[Begin Provided data]

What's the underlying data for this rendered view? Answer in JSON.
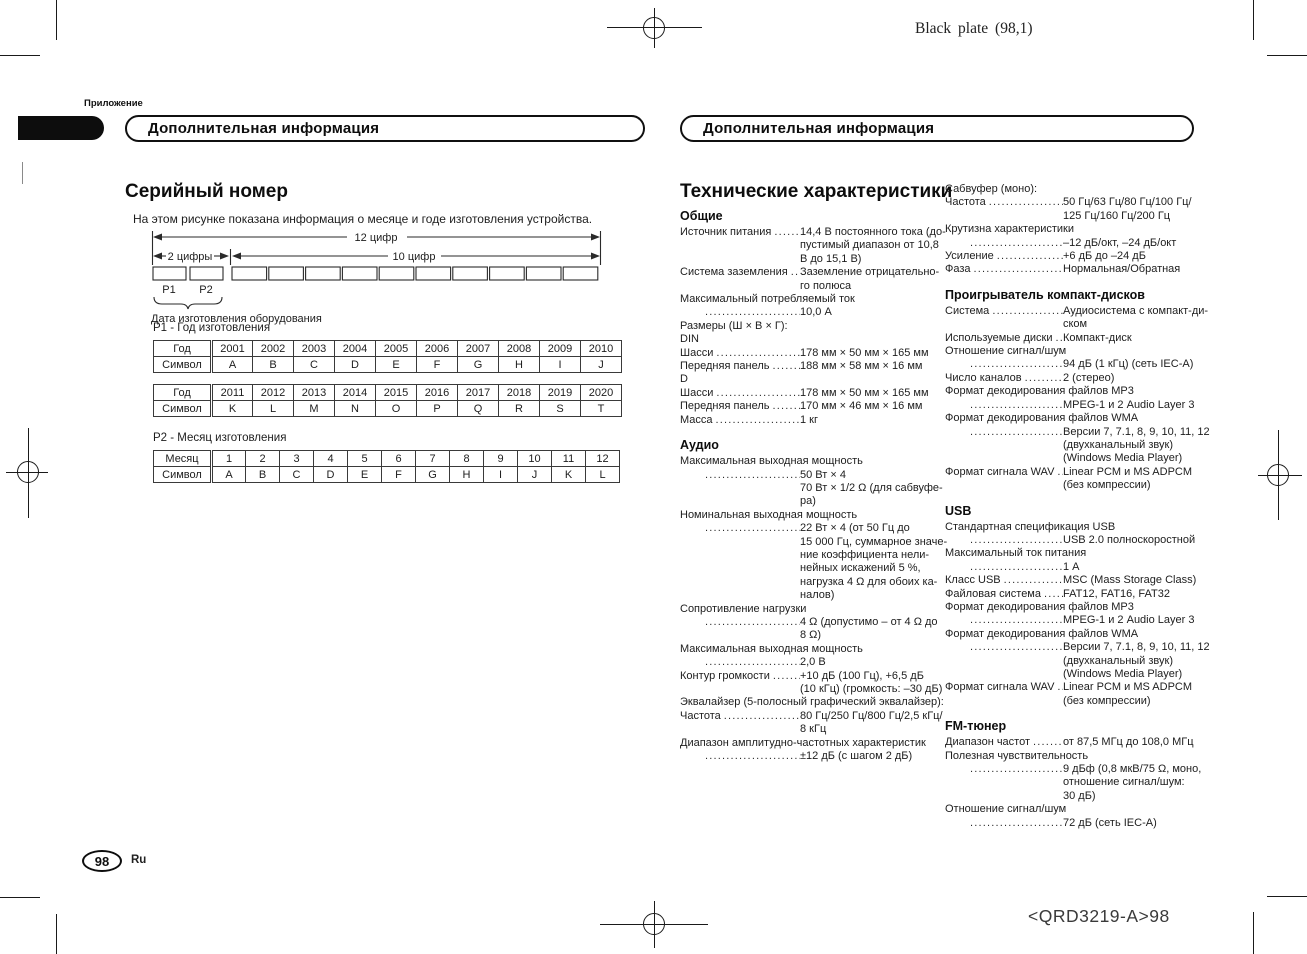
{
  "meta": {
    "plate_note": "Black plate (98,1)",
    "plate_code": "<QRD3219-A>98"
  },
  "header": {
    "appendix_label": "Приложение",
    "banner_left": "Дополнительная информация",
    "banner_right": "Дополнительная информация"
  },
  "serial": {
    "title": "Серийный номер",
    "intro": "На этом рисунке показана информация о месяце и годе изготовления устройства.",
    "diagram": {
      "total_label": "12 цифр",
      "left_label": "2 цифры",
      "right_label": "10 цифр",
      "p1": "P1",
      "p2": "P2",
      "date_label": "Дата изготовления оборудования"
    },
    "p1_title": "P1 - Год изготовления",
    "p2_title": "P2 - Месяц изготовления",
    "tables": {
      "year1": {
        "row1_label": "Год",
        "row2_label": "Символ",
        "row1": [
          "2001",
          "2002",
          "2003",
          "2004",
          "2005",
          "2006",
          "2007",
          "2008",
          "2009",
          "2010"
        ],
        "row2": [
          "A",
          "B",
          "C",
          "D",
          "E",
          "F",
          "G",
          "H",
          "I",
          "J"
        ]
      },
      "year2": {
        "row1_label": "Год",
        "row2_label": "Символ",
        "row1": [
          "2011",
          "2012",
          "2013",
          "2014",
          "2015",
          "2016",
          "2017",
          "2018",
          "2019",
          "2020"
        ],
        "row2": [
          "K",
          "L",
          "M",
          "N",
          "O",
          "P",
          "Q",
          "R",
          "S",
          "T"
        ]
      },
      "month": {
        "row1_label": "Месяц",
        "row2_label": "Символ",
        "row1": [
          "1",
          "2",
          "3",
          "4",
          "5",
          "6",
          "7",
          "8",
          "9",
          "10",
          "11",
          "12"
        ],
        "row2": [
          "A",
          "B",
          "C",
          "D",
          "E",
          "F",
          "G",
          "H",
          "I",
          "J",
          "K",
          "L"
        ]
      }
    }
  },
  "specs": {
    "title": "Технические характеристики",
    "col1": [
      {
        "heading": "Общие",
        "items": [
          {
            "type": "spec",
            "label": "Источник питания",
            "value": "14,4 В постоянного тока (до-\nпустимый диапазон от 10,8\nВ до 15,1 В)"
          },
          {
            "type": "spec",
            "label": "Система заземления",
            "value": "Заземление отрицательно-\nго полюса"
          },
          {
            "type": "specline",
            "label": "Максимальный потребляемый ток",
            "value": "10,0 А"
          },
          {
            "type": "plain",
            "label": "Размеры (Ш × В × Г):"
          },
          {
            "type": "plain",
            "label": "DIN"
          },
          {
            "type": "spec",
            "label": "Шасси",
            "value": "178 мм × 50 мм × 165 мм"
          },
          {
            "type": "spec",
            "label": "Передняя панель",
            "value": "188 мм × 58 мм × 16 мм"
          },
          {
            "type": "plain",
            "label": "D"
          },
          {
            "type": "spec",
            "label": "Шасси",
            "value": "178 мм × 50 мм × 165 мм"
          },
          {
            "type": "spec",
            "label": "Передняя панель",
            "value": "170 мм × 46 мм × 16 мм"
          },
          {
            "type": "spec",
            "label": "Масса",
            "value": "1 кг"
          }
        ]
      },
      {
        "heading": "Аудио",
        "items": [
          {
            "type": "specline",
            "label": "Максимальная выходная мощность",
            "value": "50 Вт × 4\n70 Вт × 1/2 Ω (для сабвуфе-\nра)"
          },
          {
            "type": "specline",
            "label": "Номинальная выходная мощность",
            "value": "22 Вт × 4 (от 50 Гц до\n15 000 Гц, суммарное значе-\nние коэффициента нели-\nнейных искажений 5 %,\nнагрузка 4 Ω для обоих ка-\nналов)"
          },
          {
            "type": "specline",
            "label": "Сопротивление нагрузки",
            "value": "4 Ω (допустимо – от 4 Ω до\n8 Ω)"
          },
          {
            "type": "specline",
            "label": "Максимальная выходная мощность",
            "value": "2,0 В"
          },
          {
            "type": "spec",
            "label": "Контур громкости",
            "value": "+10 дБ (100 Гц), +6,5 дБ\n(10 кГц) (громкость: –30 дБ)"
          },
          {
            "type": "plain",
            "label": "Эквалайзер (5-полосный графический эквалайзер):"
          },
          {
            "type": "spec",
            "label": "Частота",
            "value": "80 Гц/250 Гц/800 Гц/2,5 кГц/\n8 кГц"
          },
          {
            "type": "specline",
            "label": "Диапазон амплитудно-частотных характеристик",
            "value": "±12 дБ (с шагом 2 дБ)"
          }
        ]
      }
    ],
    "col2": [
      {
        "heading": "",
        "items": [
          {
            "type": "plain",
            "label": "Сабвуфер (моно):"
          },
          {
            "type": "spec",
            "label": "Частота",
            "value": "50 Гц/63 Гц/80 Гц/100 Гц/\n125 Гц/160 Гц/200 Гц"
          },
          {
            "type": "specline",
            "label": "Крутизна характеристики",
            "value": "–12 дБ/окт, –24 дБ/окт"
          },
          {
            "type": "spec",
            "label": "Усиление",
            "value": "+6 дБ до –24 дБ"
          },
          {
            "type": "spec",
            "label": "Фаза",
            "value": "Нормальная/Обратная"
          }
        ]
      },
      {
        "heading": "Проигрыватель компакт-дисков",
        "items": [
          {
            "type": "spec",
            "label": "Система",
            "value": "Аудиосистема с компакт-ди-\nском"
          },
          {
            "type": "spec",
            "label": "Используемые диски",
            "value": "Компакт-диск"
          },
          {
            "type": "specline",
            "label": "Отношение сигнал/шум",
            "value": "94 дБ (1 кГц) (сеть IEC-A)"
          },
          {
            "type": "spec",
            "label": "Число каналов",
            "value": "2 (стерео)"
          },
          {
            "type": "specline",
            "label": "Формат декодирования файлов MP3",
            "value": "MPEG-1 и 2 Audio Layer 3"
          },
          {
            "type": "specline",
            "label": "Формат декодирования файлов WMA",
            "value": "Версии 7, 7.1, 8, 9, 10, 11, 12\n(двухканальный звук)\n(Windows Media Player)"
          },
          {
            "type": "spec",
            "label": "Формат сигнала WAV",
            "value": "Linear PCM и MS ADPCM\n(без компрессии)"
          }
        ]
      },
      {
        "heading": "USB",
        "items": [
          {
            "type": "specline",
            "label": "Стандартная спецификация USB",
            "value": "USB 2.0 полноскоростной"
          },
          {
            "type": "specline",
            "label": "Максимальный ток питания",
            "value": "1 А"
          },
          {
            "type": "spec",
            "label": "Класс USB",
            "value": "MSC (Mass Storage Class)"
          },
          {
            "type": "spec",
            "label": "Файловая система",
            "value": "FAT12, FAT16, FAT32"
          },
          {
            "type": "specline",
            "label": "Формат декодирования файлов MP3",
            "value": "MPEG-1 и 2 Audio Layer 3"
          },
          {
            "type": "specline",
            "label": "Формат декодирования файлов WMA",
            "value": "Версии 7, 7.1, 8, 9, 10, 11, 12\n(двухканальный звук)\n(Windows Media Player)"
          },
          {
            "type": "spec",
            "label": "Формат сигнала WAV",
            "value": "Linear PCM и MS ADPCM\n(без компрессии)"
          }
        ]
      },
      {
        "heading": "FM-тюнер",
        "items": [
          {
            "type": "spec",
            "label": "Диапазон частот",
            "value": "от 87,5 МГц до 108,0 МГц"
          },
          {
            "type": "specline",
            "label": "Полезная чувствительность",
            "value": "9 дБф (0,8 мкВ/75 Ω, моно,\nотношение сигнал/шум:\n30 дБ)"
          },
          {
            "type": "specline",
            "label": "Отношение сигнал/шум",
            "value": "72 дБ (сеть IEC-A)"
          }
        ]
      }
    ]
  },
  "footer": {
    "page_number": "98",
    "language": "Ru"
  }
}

[End Provided data]

**What the exercise asks**
Repeat each entry exactly as it appears; skip any picture.

**Task answer**
What's the underlying data for this rendered view? Answer in JSON.
{
  "meta": {
    "plate_note": "Black plate (98,1)",
    "plate_code": "<QRD3219-A>98"
  },
  "header": {
    "appendix_label": "Приложение",
    "banner_left": "Дополнительная информация",
    "banner_right": "Дополнительная информация"
  },
  "serial": {
    "title": "Серийный номер",
    "intro": "На этом рисунке показана информация о месяце и годе изготовления устройства.",
    "diagram": {
      "total_label": "12 цифр",
      "left_label": "2 цифры",
      "right_label": "10 цифр",
      "p1": "P1",
      "p2": "P2",
      "date_label": "Дата изготовления оборудования"
    },
    "p1_title": "P1 - Год изготовления",
    "p2_title": "P2 - Месяц изготовления",
    "tables": {
      "year1": {
        "row1_label": "Год",
        "row2_label": "Символ",
        "row1": [
          "2001",
          "2002",
          "2003",
          "2004",
          "2005",
          "2006",
          "2007",
          "2008",
          "2009",
          "2010"
        ],
        "row2": [
          "A",
          "B",
          "C",
          "D",
          "E",
          "F",
          "G",
          "H",
          "I",
          "J"
        ]
      },
      "year2": {
        "row1_label": "Год",
        "row2_label": "Символ",
        "row1": [
          "2011",
          "2012",
          "2013",
          "2014",
          "2015",
          "2016",
          "2017",
          "2018",
          "2019",
          "2020"
        ],
        "row2": [
          "K",
          "L",
          "M",
          "N",
          "O",
          "P",
          "Q",
          "R",
          "S",
          "T"
        ]
      },
      "month": {
        "row1_label": "Месяц",
        "row2_label": "Символ",
        "row1": [
          "1",
          "2",
          "3",
          "4",
          "5",
          "6",
          "7",
          "8",
          "9",
          "10",
          "11",
          "12"
        ],
        "row2": [
          "A",
          "B",
          "C",
          "D",
          "E",
          "F",
          "G",
          "H",
          "I",
          "J",
          "K",
          "L"
        ]
      }
    }
  },
  "specs": {
    "title": "Технические характеристики",
    "col1": [
      {
        "heading": "Общие",
        "items": [
          {
            "type": "spec",
            "label": "Источник питания",
            "value": "14,4 В постоянного тока (до-\nпустимый диапазон от 10,8\nВ до 15,1 В)"
          },
          {
            "type": "spec",
            "label": "Система заземления",
            "value": "Заземление отрицательно-\nго полюса"
          },
          {
            "type": "specline",
            "label": "Максимальный потребляемый ток",
            "value": "10,0 А"
          },
          {
            "type": "plain",
            "label": "Размеры (Ш × В × Г):"
          },
          {
            "type": "plain",
            "label": "DIN"
          },
          {
            "type": "spec",
            "label": "Шасси",
            "value": "178 мм × 50 мм × 165 мм"
          },
          {
            "type": "spec",
            "label": "Передняя панель",
            "value": "188 мм × 58 мм × 16 мм"
          },
          {
            "type": "plain",
            "label": "D"
          },
          {
            "type": "spec",
            "label": "Шасси",
            "value": "178 мм × 50 мм × 165 мм"
          },
          {
            "type": "spec",
            "label": "Передняя панель",
            "value": "170 мм × 46 мм × 16 мм"
          },
          {
            "type": "spec",
            "label": "Масса",
            "value": "1 кг"
          }
        ]
      },
      {
        "heading": "Аудио",
        "items": [
          {
            "type": "specline",
            "label": "Максимальная выходная мощность",
            "value": "50 Вт × 4\n70 Вт × 1/2 Ω (для сабвуфе-\nра)"
          },
          {
            "type": "specline",
            "label": "Номинальная выходная мощность",
            "value": "22 Вт × 4 (от 50 Гц до\n15 000 Гц, суммарное значе-\nние коэффициента нели-\nнейных искажений 5 %,\nнагрузка 4 Ω для обоих ка-\nналов)"
          },
          {
            "type": "specline",
            "label": "Сопротивление нагрузки",
            "value": "4 Ω (допустимо – от 4 Ω до\n8 Ω)"
          },
          {
            "type": "specline",
            "label": "Максимальная выходная мощность",
            "value": "2,0 В"
          },
          {
            "type": "spec",
            "label": "Контур громкости",
            "value": "+10 дБ (100 Гц), +6,5 дБ\n(10 кГц) (громкость: –30 дБ)"
          },
          {
            "type": "plain",
            "label": "Эквалайзер (5-полосный графический эквалайзер):"
          },
          {
            "type": "spec",
            "label": "Частота",
            "value": "80 Гц/250 Гц/800 Гц/2,5 кГц/\n8 кГц"
          },
          {
            "type": "specline",
            "label": "Диапазон амплитудно-частотных характеристик",
            "value": "±12 дБ (с шагом 2 дБ)"
          }
        ]
      }
    ],
    "col2": [
      {
        "heading": "",
        "items": [
          {
            "type": "plain",
            "label": "Сабвуфер (моно):"
          },
          {
            "type": "spec",
            "label": "Частота",
            "value": "50 Гц/63 Гц/80 Гц/100 Гц/\n125 Гц/160 Гц/200 Гц"
          },
          {
            "type": "specline",
            "label": "Крутизна характеристики",
            "value": "–12 дБ/окт, –24 дБ/окт"
          },
          {
            "type": "spec",
            "label": "Усиление",
            "value": "+6 дБ до –24 дБ"
          },
          {
            "type": "spec",
            "label": "Фаза",
            "value": "Нормальная/Обратная"
          }
        ]
      },
      {
        "heading": "Проигрыватель компакт-дисков",
        "items": [
          {
            "type": "spec",
            "label": "Система",
            "value": "Аудиосистема с компакт-ди-\nском"
          },
          {
            "type": "spec",
            "label": "Используемые диски",
            "value": "Компакт-диск"
          },
          {
            "type": "specline",
            "label": "Отношение сигнал/шум",
            "value": "94 дБ (1 кГц) (сеть IEC-A)"
          },
          {
            "type": "spec",
            "label": "Число каналов",
            "value": "2 (стерео)"
          },
          {
            "type": "specline",
            "label": "Формат декодирования файлов MP3",
            "value": "MPEG-1 и 2 Audio Layer 3"
          },
          {
            "type": "specline",
            "label": "Формат декодирования файлов WMA",
            "value": "Версии 7, 7.1, 8, 9, 10, 11, 12\n(двухканальный звук)\n(Windows Media Player)"
          },
          {
            "type": "spec",
            "label": "Формат сигнала WAV",
            "value": "Linear PCM и MS ADPCM\n(без компрессии)"
          }
        ]
      },
      {
        "heading": "USB",
        "items": [
          {
            "type": "specline",
            "label": "Стандартная спецификация USB",
            "value": "USB 2.0 полноскоростной"
          },
          {
            "type": "specline",
            "label": "Максимальный ток питания",
            "value": "1 А"
          },
          {
            "type": "spec",
            "label": "Класс USB",
            "value": "MSC (Mass Storage Class)"
          },
          {
            "type": "spec",
            "label": "Файловая система",
            "value": "FAT12, FAT16, FAT32"
          },
          {
            "type": "specline",
            "label": "Формат декодирования файлов MP3",
            "value": "MPEG-1 и 2 Audio Layer 3"
          },
          {
            "type": "specline",
            "label": "Формат декодирования файлов WMA",
            "value": "Версии 7, 7.1, 8, 9, 10, 11, 12\n(двухканальный звук)\n(Windows Media Player)"
          },
          {
            "type": "spec",
            "label": "Формат сигнала WAV",
            "value": "Linear PCM и MS ADPCM\n(без компрессии)"
          }
        ]
      },
      {
        "heading": "FM-тюнер",
        "items": [
          {
            "type": "spec",
            "label": "Диапазон частот",
            "value": "от 87,5 МГц до 108,0 МГц"
          },
          {
            "type": "specline",
            "label": "Полезная чувствительность",
            "value": "9 дБф (0,8 мкВ/75 Ω, моно,\nотношение сигнал/шум:\n30 дБ)"
          },
          {
            "type": "specline",
            "label": "Отношение сигнал/шум",
            "value": "72 дБ (сеть IEC-A)"
          }
        ]
      }
    ]
  },
  "footer": {
    "page_number": "98",
    "language": "Ru"
  }
}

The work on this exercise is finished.